[Records contained in a dataset]
----------

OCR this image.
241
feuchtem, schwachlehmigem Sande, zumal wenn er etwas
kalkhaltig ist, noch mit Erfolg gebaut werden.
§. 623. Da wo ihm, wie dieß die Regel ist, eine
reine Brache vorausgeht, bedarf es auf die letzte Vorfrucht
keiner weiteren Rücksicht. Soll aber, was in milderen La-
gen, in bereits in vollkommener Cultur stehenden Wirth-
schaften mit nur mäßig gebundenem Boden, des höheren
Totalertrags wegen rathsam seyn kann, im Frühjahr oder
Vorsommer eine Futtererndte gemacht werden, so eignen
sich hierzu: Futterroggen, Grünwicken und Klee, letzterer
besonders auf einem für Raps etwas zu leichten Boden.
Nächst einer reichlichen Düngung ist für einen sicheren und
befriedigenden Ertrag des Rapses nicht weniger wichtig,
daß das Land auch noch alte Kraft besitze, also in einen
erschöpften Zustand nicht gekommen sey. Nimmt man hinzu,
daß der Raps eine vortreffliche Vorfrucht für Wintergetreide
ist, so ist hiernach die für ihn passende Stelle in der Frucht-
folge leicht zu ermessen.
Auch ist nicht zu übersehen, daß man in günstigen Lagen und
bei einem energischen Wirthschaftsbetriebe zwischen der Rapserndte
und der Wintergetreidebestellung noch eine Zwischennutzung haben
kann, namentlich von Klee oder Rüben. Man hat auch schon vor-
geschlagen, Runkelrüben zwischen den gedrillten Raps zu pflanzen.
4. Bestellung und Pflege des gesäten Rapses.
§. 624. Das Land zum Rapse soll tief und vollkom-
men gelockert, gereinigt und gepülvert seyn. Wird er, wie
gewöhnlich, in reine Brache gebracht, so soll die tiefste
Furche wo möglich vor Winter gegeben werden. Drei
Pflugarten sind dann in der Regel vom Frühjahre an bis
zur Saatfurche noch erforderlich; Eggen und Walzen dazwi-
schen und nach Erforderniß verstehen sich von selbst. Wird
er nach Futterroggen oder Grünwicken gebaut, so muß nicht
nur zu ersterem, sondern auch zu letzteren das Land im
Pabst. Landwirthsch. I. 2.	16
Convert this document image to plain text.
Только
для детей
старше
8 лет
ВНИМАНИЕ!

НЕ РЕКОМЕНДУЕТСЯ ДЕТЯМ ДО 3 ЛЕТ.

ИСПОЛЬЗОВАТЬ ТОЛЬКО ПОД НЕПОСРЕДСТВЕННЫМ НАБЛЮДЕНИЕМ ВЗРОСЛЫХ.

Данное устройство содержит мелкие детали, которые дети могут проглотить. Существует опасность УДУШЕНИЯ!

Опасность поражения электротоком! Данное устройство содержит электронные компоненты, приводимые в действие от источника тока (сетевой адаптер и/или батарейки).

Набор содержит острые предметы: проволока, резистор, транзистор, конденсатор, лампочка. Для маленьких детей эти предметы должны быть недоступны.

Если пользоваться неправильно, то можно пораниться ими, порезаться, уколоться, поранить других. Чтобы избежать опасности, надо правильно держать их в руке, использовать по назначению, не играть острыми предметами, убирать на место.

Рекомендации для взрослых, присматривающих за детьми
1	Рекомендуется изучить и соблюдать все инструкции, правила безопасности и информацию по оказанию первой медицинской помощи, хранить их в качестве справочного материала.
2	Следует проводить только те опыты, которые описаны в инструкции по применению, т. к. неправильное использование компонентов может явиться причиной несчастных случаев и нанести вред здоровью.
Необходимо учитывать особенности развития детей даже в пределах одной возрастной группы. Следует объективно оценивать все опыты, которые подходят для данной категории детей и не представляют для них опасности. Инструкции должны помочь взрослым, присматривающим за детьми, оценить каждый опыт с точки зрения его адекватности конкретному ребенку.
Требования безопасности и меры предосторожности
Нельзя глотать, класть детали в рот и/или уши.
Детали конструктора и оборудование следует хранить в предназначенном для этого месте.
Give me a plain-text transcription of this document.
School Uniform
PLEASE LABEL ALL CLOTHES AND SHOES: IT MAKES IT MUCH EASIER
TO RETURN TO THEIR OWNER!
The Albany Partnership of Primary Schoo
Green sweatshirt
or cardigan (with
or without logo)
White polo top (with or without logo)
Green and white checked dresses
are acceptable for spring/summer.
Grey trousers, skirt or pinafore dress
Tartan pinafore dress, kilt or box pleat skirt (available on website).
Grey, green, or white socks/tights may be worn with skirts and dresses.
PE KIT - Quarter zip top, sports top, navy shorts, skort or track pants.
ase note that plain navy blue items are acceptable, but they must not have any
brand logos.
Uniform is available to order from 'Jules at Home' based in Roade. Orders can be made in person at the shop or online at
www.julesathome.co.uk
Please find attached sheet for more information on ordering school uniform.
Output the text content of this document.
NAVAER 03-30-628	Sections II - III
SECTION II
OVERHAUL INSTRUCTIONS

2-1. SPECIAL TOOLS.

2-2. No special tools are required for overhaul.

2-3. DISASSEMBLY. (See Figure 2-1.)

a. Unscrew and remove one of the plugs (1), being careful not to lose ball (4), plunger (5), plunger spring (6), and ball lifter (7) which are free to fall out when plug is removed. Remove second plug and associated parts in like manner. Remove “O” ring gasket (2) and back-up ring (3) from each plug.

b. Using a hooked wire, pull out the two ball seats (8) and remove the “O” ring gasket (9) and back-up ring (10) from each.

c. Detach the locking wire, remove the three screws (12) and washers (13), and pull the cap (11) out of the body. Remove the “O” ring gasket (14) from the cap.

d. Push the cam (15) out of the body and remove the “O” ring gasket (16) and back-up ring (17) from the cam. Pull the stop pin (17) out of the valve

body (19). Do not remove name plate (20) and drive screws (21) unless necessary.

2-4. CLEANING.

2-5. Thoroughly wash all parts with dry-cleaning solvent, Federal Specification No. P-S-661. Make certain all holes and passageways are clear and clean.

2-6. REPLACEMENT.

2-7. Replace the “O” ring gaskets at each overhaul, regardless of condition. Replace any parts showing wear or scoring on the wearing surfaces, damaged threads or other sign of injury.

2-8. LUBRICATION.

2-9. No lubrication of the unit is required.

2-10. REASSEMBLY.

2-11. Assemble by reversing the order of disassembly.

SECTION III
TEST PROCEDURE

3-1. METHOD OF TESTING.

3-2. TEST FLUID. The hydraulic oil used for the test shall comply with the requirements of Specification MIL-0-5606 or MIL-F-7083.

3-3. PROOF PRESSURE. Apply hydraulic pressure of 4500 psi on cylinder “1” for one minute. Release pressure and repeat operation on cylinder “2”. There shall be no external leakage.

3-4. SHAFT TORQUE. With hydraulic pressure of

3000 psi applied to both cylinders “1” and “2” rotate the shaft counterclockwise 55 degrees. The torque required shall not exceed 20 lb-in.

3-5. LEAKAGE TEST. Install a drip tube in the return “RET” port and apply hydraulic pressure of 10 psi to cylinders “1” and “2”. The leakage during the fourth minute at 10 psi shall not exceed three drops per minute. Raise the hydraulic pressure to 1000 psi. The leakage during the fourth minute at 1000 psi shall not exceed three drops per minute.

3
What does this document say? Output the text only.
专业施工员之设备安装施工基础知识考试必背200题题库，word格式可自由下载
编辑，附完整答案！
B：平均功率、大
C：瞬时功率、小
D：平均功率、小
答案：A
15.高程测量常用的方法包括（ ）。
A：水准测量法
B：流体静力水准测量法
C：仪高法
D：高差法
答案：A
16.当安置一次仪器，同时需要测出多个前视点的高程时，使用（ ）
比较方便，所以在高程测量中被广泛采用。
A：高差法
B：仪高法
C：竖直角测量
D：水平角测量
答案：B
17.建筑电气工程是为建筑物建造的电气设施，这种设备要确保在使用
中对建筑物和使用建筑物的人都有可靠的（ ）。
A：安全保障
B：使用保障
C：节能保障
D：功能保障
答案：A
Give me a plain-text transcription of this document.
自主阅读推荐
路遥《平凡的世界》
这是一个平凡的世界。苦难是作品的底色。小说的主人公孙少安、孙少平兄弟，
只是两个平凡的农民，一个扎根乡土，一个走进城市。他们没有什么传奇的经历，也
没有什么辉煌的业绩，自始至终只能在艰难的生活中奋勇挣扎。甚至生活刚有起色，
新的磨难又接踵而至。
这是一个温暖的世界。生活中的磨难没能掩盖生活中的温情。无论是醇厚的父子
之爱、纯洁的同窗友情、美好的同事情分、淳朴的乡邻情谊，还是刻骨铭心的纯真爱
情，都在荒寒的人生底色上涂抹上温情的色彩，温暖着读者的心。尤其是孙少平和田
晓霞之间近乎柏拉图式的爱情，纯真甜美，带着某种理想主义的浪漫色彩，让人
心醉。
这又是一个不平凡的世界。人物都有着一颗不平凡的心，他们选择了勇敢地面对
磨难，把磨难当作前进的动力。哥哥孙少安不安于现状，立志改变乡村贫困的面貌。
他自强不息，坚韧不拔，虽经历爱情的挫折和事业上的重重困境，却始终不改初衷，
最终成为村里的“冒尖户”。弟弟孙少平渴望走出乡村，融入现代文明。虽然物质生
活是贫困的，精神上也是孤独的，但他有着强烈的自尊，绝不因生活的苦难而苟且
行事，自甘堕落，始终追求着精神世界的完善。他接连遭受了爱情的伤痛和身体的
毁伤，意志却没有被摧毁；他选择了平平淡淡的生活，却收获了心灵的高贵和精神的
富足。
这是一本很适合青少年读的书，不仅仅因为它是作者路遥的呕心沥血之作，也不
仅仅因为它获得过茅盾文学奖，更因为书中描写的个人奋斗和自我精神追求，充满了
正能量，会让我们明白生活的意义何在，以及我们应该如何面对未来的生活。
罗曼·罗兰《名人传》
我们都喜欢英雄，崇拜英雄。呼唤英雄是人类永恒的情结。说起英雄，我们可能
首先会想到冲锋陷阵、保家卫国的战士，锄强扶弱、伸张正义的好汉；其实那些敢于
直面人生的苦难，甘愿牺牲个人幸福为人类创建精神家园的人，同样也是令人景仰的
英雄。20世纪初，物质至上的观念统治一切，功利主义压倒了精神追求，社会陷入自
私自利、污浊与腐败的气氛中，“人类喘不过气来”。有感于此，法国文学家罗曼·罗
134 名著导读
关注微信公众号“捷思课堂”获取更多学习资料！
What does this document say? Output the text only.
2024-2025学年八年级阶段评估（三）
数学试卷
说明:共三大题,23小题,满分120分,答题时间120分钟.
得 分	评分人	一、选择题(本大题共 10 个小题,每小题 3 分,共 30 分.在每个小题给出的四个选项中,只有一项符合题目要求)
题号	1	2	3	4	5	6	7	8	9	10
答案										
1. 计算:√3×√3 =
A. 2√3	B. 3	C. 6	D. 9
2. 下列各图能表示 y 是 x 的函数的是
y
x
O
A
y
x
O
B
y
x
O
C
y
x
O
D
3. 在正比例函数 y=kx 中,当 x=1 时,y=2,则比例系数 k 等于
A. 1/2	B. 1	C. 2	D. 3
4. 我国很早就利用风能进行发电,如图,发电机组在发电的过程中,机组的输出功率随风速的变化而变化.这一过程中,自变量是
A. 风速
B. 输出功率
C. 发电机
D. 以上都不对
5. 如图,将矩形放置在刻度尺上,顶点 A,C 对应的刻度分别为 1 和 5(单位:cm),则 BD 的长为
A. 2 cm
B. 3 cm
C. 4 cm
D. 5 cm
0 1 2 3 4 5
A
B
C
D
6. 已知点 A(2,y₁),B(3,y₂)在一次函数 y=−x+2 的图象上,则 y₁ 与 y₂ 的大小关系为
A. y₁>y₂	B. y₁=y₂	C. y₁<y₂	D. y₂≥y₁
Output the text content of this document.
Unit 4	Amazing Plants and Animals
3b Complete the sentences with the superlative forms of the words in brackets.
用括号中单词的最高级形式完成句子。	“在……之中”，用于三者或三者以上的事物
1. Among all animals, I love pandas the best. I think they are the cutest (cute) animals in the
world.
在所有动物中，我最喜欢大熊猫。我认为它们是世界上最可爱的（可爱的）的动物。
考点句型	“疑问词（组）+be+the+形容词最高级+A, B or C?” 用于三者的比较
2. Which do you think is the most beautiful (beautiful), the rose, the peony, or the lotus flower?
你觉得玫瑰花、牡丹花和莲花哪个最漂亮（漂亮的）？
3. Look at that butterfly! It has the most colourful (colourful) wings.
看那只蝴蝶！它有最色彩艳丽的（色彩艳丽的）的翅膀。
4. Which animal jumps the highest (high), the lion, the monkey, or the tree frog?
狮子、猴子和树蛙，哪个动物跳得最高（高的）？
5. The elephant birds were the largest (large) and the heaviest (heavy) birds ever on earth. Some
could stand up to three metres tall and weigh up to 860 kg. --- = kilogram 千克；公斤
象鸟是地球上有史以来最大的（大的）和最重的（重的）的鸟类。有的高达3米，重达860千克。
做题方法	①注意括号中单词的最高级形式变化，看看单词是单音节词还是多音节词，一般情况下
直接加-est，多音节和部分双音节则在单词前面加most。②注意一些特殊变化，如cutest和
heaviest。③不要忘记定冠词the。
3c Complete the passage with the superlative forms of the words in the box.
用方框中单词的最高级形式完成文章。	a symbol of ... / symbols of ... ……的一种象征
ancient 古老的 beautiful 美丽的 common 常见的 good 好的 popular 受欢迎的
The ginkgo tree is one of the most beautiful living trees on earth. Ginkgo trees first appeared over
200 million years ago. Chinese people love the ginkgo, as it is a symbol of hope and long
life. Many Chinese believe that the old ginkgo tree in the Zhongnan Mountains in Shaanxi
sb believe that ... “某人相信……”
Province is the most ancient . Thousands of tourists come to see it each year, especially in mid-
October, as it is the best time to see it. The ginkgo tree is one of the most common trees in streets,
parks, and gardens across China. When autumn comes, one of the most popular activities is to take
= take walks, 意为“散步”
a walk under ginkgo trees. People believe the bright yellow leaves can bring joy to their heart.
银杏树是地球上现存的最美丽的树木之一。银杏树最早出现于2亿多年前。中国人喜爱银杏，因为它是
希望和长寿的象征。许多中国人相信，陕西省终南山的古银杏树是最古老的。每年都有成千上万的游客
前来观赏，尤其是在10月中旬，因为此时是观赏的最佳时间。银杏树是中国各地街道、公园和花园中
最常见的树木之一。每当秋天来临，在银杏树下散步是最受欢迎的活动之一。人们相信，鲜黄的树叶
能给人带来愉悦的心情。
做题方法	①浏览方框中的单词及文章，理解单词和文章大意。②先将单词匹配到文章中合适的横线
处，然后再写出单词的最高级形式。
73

----------

**SET TASK:**
Pull every line containing "screws" out of the records.

**PROBLEM SOLUTION:**
c. Detach the locking wire, remove the three screws (12) and washers (13), and pull the cap (11) out of the body. Remove the “O” ring gasket (14) from the cap.
body (19). Do not remove name plate (20) and drive screws (21) unless necessary.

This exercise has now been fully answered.